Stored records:
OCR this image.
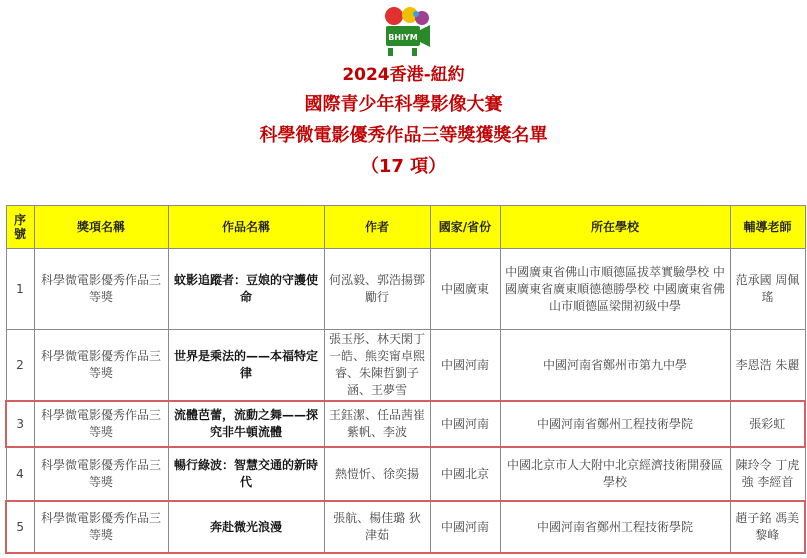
BHIYM
2024香港-紐約
國際青少年科學影像大賽
科學微電影優秀作品三等獎獲獎名單
（17 項）
序號	獎項名稱	作品名稱	作者	國家/省份	所在學校	輔導老師
1	科學微電影優秀作品三等獎	蚊影追蹤者：豆娘的守護使命	何泓毅、郭浩揚鄧勵行	中國廣東	中國廣東省佛山市順德區拔萃實驗學校 中國廣東省廣東順德德勝學校 中國廣東省佛山市順德區梁開初級中學	范承國 周佩瑤
2	科學微電影優秀作品三等獎	世界是乘法的——本福特定律	張玉彤、林天閑丁一皓、熊奕甯卓熙睿、朱陳哲劉子涵、王夢雪	中國河南	中國河南省鄭州市第九中學	李恩浩 朱麗
3	科學微電影優秀作品三等獎	流體芭蕾，流動之舞——探究非牛頓流體	王鈺潔、任品茜崔紫帆、李波	中國河南	中國河南省鄭州工程技術學院	張彩虹
4	科學微電影優秀作品三等獎	暢行綠波：智慧交通的新時代	熱愷忻、徐奕揚	中國北京	中國北京市人大附中北京經濟技術開發區學校	陳玲令 丁虎強 李經首
5	科學微電影優秀作品三等獎	奔赴微光浪漫	張航、楊佳璐 狄津茹	中國河南	中國河南省鄭州工程技術學院	趙子銘 馮美 黎峰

» **THE PROBLEM**
Reproduce every record above exactly, but leave out the pictures.

» **COMPLETE ANSWER**
OCR this image.
BHIYM
2024香港-紐約
國際青少年科學影像大賽
科學微電影優秀作品三等獎獲獎名單
（17 項）
序號	獎項名稱	作品名稱	作者	國家/省份	所在學校	輔導老師
1	科學微電影優秀作品三等獎	蚊影追蹤者：豆娘的守護使命	何泓毅、郭浩揚鄧勵行	中國廣東	中國廣東省佛山市順德區拔萃實驗學校 中國廣東省廣東順德德勝學校 中國廣東省佛山市順德區梁開初級中學	范承國 周佩瑤
2	科學微電影優秀作品三等獎	世界是乘法的——本福特定律	張玉彤、林天閑丁一皓、熊奕甯卓熙睿、朱陳哲劉子涵、王夢雪	中國河南	中國河南省鄭州市第九中學	李恩浩 朱麗
3	科學微電影優秀作品三等獎	流體芭蕾，流動之舞——探究非牛頓流體	王鈺潔、任品茜崔紫帆、李波	中國河南	中國河南省鄭州工程技術學院	張彩虹
4	科學微電影優秀作品三等獎	暢行綠波：智慧交通的新時代	熱愷忻、徐奕揚	中國北京	中國北京市人大附中北京經濟技術開發區學校	陳玲令 丁虎強 李經首
5	科學微電影優秀作品三等獎	奔赴微光浪漫	張航、楊佳璐 狄津茹	中國河南	中國河南省鄭州工程技術學院	趙子銘 馮美 黎峰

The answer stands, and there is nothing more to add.